_Saved data entries_:
>>>>>

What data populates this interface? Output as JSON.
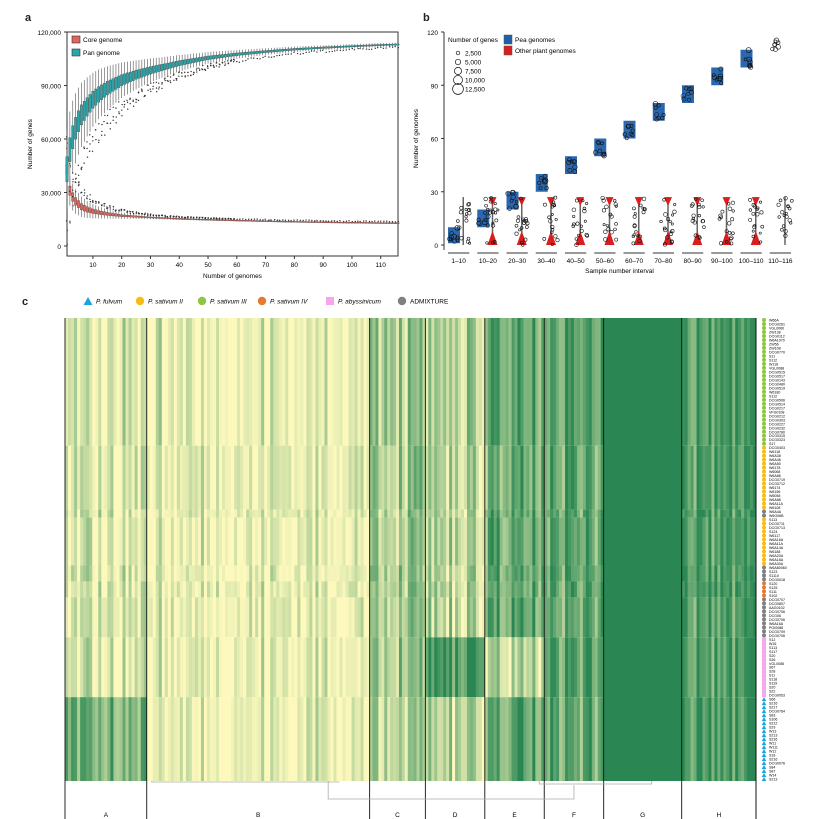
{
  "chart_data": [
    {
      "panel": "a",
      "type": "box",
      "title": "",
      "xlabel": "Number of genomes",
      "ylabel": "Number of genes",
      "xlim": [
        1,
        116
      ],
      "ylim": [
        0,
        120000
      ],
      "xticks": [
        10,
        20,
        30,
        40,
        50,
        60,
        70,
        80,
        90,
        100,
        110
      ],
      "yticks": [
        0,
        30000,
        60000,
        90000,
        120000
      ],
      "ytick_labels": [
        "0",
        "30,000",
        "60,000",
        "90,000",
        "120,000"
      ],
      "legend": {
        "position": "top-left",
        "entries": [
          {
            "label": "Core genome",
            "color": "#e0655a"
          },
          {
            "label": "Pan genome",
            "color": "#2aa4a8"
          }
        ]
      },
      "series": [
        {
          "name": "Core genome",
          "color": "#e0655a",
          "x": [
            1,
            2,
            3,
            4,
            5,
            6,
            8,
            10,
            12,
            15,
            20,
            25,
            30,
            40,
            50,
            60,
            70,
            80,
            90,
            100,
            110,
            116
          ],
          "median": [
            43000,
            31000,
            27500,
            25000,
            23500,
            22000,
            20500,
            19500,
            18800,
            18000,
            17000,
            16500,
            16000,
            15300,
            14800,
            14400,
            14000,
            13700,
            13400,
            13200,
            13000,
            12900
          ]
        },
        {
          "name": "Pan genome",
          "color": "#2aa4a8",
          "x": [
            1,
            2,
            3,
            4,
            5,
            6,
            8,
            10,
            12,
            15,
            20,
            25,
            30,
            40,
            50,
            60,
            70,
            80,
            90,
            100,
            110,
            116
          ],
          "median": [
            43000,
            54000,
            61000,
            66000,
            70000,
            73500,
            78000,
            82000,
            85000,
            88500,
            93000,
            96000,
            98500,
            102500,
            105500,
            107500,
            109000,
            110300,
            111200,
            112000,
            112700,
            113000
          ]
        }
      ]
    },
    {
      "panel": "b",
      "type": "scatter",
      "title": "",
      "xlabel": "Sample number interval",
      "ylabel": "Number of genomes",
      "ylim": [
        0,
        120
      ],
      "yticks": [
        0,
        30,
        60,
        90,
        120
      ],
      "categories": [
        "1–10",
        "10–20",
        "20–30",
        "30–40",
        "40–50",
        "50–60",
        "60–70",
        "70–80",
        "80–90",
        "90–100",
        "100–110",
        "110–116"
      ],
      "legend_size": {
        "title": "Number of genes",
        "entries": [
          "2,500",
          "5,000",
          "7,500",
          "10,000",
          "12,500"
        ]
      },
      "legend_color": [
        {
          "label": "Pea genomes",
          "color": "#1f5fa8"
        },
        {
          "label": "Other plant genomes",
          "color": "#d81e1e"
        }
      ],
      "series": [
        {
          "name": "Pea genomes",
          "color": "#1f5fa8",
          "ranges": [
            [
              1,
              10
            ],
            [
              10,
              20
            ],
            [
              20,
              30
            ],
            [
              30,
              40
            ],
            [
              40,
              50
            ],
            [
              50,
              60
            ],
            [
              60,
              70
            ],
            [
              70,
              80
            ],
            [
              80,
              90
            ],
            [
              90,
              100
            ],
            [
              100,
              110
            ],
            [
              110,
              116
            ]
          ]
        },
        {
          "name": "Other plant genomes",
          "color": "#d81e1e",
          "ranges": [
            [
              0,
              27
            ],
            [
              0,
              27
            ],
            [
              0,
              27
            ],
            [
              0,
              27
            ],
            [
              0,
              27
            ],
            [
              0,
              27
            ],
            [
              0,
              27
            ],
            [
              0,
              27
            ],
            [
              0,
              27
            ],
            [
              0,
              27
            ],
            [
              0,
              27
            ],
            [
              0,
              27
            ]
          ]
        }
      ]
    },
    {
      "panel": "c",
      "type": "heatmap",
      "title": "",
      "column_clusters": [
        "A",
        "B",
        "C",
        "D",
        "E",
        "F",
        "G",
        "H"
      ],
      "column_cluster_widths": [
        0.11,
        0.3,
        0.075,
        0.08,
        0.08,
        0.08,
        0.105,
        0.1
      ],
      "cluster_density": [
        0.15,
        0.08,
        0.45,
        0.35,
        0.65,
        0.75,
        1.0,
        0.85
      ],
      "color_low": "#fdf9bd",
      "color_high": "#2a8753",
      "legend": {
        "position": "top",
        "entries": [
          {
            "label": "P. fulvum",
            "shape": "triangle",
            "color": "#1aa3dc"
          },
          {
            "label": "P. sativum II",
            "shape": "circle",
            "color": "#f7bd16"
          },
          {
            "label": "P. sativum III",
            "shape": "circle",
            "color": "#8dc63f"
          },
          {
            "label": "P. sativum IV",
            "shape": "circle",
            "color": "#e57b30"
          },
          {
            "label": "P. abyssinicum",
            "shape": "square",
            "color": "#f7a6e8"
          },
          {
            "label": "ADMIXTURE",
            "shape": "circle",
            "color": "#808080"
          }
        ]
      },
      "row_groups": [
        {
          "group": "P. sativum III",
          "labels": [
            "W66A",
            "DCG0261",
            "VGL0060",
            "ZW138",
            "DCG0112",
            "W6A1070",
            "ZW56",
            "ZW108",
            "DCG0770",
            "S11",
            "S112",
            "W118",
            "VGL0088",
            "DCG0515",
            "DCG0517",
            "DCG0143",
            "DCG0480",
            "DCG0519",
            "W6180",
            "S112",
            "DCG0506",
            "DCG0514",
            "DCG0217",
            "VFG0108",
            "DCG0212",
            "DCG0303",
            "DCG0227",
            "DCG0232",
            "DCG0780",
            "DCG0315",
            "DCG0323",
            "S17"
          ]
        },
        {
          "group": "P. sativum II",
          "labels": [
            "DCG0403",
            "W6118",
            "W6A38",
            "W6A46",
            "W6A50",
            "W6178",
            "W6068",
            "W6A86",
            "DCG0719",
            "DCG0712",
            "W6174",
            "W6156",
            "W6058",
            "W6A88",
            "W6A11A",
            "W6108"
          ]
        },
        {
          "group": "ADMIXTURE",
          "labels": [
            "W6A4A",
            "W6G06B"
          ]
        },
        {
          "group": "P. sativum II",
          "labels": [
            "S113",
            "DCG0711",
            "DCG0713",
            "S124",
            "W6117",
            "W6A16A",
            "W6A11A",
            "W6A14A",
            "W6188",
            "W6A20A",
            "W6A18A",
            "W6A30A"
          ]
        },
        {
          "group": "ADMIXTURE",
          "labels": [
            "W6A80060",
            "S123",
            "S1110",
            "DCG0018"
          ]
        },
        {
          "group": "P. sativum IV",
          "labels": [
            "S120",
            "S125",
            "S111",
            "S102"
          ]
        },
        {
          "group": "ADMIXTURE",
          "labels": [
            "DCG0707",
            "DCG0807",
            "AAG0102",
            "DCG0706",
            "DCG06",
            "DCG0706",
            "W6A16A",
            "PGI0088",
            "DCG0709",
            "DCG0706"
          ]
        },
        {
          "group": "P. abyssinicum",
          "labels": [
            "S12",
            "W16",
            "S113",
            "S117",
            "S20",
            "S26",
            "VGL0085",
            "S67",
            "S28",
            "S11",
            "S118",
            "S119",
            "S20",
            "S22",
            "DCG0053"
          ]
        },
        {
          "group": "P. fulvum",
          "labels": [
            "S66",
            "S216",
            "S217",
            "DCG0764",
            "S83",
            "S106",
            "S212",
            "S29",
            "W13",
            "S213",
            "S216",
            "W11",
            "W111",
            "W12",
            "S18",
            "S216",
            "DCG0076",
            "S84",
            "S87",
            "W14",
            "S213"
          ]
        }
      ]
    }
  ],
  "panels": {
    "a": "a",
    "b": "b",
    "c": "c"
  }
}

<<<<<

_REQUIRED WORK_:
Check each line of the records above for "xlabel", and copy those that have it.

_PROBLEM SOLUTION_:
      "xlabel": "Number of genomes",
      "xlabel": "Sample number interval",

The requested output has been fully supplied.